INSTRUCTIONS TO FOLLOW: Go through the data and copy every line exactly, but not the images.

Collected data:
========================================================================

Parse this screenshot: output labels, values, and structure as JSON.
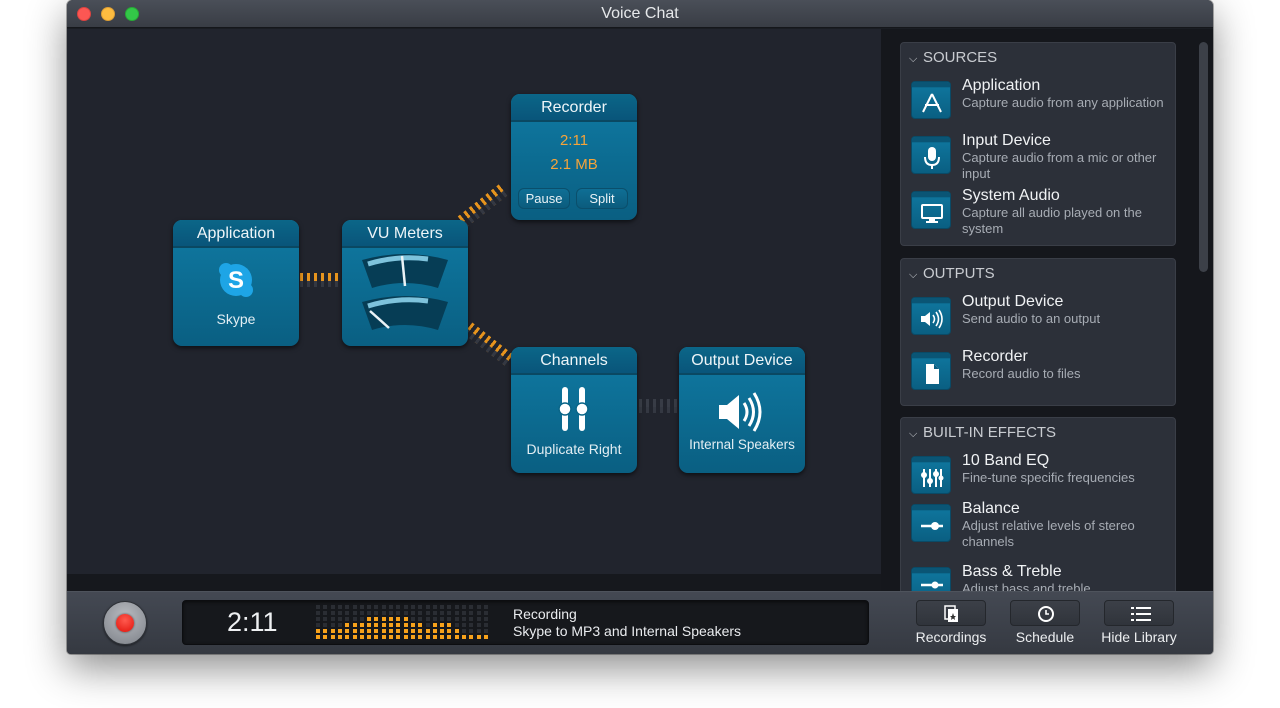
{
  "window": {
    "title": "Voice Chat"
  },
  "nodes": {
    "application": {
      "title": "Application",
      "subtitle": "Skype",
      "icon": "skype-icon"
    },
    "vu_meters": {
      "title": "VU Meters",
      "levels": [
        0.55,
        0.1
      ]
    },
    "recorder": {
      "title": "Recorder",
      "time": "2:11",
      "size": "2.1 MB",
      "pause_label": "Pause",
      "split_label": "Split"
    },
    "channels": {
      "title": "Channels",
      "subtitle": "Duplicate Right",
      "icon": "sliders-icon"
    },
    "output_device": {
      "title": "Output Device",
      "subtitle": "Internal Speakers",
      "icon": "speaker-icon"
    }
  },
  "library": {
    "sections": [
      {
        "title": "SOURCES",
        "items": [
          {
            "name": "Application",
            "desc": "Capture audio from any application",
            "icon": "app-store-icon"
          },
          {
            "name": "Input Device",
            "desc": "Capture audio from a mic or other input",
            "icon": "microphone-icon"
          },
          {
            "name": "System Audio",
            "desc": "Capture all audio played on the system",
            "icon": "monitor-icon"
          }
        ]
      },
      {
        "title": "OUTPUTS",
        "items": [
          {
            "name": "Output Device",
            "desc": "Send audio to an output",
            "icon": "speaker-icon"
          },
          {
            "name": "Recorder",
            "desc": "Record audio to files",
            "icon": "file-icon"
          }
        ]
      },
      {
        "title": "BUILT-IN EFFECTS",
        "items": [
          {
            "name": "10 Band EQ",
            "desc": "Fine-tune specific frequencies",
            "icon": "eq-icon"
          },
          {
            "name": "Balance",
            "desc": "Adjust relative levels of stereo channels",
            "icon": "balance-icon"
          },
          {
            "name": "Bass & Treble",
            "desc": "Adjust bass and treble",
            "icon": "bass-treble-icon"
          }
        ]
      }
    ]
  },
  "toolbar": {
    "time": "2:11",
    "status_line1": "Recording",
    "status_line2": "Skype to MP3 and Internal Speakers",
    "level_meter": [
      2,
      2,
      2,
      2,
      3,
      3,
      3,
      4,
      4,
      4,
      4,
      4,
      4,
      3,
      3,
      2,
      3,
      3,
      3,
      2,
      1,
      1,
      1,
      1
    ],
    "level_meter_rows": 6,
    "buttons": [
      {
        "label": "Recordings",
        "icon": "recordings-icon"
      },
      {
        "label": "Schedule",
        "icon": "clock-icon"
      },
      {
        "label": "Hide Library",
        "icon": "list-icon"
      }
    ]
  },
  "colors": {
    "accent": "#0f78a0",
    "meter": "#f7a21b",
    "record": "#e0120a"
  }
}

========================================================================

RESPONSE TO THE EXERCISE:
Parse this screenshot: output labels, values, and structure as JSON.
{
  "window": {
    "title": "Voice Chat"
  },
  "nodes": {
    "application": {
      "title": "Application",
      "subtitle": "Skype",
      "icon": "skype-icon"
    },
    "vu_meters": {
      "title": "VU Meters",
      "levels": [
        0.55,
        0.1
      ]
    },
    "recorder": {
      "title": "Recorder",
      "time": "2:11",
      "size": "2.1 MB",
      "pause_label": "Pause",
      "split_label": "Split"
    },
    "channels": {
      "title": "Channels",
      "subtitle": "Duplicate Right",
      "icon": "sliders-icon"
    },
    "output_device": {
      "title": "Output Device",
      "subtitle": "Internal Speakers",
      "icon": "speaker-icon"
    }
  },
  "library": {
    "sections": [
      {
        "title": "SOURCES",
        "items": [
          {
            "name": "Application",
            "desc": "Capture audio from any application",
            "icon": "app-store-icon"
          },
          {
            "name": "Input Device",
            "desc": "Capture audio from a mic or other input",
            "icon": "microphone-icon"
          },
          {
            "name": "System Audio",
            "desc": "Capture all audio played on the system",
            "icon": "monitor-icon"
          }
        ]
      },
      {
        "title": "OUTPUTS",
        "items": [
          {
            "name": "Output Device",
            "desc": "Send audio to an output",
            "icon": "speaker-icon"
          },
          {
            "name": "Recorder",
            "desc": "Record audio to files",
            "icon": "file-icon"
          }
        ]
      },
      {
        "title": "BUILT-IN EFFECTS",
        "items": [
          {
            "name": "10 Band EQ",
            "desc": "Fine-tune specific frequencies",
            "icon": "eq-icon"
          },
          {
            "name": "Balance",
            "desc": "Adjust relative levels of stereo channels",
            "icon": "balance-icon"
          },
          {
            "name": "Bass & Treble",
            "desc": "Adjust bass and treble",
            "icon": "bass-treble-icon"
          }
        ]
      }
    ]
  },
  "toolbar": {
    "time": "2:11",
    "status_line1": "Recording",
    "status_line2": "Skype to MP3 and Internal Speakers",
    "level_meter": [
      2,
      2,
      2,
      2,
      3,
      3,
      3,
      4,
      4,
      4,
      4,
      4,
      4,
      3,
      3,
      2,
      3,
      3,
      3,
      2,
      1,
      1,
      1,
      1
    ],
    "level_meter_rows": 6,
    "buttons": [
      {
        "label": "Recordings",
        "icon": "recordings-icon"
      },
      {
        "label": "Schedule",
        "icon": "clock-icon"
      },
      {
        "label": "Hide Library",
        "icon": "list-icon"
      }
    ]
  },
  "colors": {
    "accent": "#0f78a0",
    "meter": "#f7a21b",
    "record": "#e0120a"
  }
}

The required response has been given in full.